**DIRECTIONS FOR THIS TASK:** Extract the data exactly, missing nothing.

-------- PROVIDED ENTRIES

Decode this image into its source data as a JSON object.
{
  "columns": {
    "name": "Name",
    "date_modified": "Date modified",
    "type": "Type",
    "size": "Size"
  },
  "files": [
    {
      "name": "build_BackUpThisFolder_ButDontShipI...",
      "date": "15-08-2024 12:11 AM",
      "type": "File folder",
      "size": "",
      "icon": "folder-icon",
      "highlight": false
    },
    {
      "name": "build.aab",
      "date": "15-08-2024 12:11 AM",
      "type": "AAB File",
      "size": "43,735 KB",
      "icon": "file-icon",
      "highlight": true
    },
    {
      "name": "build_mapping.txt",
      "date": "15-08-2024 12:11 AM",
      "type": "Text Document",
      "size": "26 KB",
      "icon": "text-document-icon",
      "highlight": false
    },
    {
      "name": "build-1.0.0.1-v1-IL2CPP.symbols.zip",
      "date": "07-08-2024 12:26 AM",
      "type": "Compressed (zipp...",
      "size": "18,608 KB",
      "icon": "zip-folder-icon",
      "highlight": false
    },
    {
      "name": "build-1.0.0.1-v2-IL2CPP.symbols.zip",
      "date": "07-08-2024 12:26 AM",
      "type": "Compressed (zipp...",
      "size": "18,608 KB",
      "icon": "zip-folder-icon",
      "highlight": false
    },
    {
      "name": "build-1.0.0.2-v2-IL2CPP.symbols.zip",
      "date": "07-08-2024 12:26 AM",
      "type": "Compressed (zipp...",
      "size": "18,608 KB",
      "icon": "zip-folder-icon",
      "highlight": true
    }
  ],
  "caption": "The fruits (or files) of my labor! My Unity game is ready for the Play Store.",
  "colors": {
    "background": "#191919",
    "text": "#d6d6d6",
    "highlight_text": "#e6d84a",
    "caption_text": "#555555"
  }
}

----------------

**TASK ANSWER:**
Decode this image into its source data as a JSON object.
{
  "columns": {
    "name": "Name",
    "date_modified": "Date modified",
    "type": "Type",
    "size": "Size"
  },
  "files": [
    {
      "name": "build_BackUpThisFolder_ButDontShipI...",
      "date": "15-08-2024 12:11 AM",
      "type": "File folder",
      "size": "",
      "icon": "folder-icon",
      "highlight": false
    },
    {
      "name": "build.aab",
      "date": "15-08-2024 12:11 AM",
      "type": "AAB File",
      "size": "43,735 KB",
      "icon": "file-icon",
      "highlight": true
    },
    {
      "name": "build_mapping.txt",
      "date": "15-08-2024 12:11 AM",
      "type": "Text Document",
      "size": "26 KB",
      "icon": "text-document-icon",
      "highlight": false
    },
    {
      "name": "build-1.0.0.1-v1-IL2CPP.symbols.zip",
      "date": "07-08-2024 12:26 AM",
      "type": "Compressed (zipp...",
      "size": "18,608 KB",
      "icon": "zip-folder-icon",
      "highlight": false
    },
    {
      "name": "build-1.0.0.1-v2-IL2CPP.symbols.zip",
      "date": "07-08-2024 12:26 AM",
      "type": "Compressed (zipp...",
      "size": "18,608 KB",
      "icon": "zip-folder-icon",
      "highlight": false
    },
    {
      "name": "build-1.0.0.2-v2-IL2CPP.symbols.zip",
      "date": "07-08-2024 12:26 AM",
      "type": "Compressed (zipp...",
      "size": "18,608 KB",
      "icon": "zip-folder-icon",
      "highlight": true
    }
  ],
  "caption": "The fruits (or files) of my labor! My Unity game is ready for the Play Store.",
  "colors": {
    "background": "#191919",
    "text": "#d6d6d6",
    "highlight_text": "#e6d84a",
    "caption_text": "#555555"
  }
}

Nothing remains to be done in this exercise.